Say how many lines include "description", with no words around the number.

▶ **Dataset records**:
──────────────────────────────
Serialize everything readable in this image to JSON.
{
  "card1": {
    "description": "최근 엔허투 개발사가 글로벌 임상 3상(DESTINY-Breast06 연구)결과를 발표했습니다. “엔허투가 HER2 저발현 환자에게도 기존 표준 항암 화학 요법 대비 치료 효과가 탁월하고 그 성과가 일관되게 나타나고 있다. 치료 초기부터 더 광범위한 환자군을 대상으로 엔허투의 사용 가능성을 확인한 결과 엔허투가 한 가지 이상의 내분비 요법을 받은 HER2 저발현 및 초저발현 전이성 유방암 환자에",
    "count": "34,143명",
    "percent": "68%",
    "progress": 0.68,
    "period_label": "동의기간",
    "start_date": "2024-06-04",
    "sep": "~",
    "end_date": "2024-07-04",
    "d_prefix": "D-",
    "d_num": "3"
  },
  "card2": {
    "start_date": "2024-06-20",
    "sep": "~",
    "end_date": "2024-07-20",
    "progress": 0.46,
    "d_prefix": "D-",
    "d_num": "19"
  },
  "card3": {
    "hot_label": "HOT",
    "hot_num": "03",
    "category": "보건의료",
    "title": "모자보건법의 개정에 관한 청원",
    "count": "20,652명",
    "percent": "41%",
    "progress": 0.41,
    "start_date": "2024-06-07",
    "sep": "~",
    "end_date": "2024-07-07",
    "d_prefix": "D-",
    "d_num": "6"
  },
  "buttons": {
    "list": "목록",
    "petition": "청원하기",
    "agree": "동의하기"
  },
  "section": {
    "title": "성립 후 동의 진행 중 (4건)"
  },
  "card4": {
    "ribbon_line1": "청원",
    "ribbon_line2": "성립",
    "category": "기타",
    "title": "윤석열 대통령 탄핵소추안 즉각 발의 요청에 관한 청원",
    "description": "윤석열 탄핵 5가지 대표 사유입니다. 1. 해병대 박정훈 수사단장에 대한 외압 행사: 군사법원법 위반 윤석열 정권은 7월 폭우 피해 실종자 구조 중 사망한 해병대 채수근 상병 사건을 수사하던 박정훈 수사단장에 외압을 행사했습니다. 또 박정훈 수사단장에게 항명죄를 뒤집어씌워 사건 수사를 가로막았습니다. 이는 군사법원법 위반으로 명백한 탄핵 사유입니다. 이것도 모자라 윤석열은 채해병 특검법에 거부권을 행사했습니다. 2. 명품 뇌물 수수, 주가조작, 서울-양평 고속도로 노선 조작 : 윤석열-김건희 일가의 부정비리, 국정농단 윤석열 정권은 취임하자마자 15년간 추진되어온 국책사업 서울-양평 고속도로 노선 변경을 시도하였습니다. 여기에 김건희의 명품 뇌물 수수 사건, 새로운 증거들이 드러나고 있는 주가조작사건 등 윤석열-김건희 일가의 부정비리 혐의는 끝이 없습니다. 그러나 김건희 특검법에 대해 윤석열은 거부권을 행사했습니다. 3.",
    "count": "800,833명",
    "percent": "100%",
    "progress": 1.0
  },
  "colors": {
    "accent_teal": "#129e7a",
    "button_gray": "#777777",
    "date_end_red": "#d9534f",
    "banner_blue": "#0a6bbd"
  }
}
──────────────────────────────
▶ **Answer below**: 2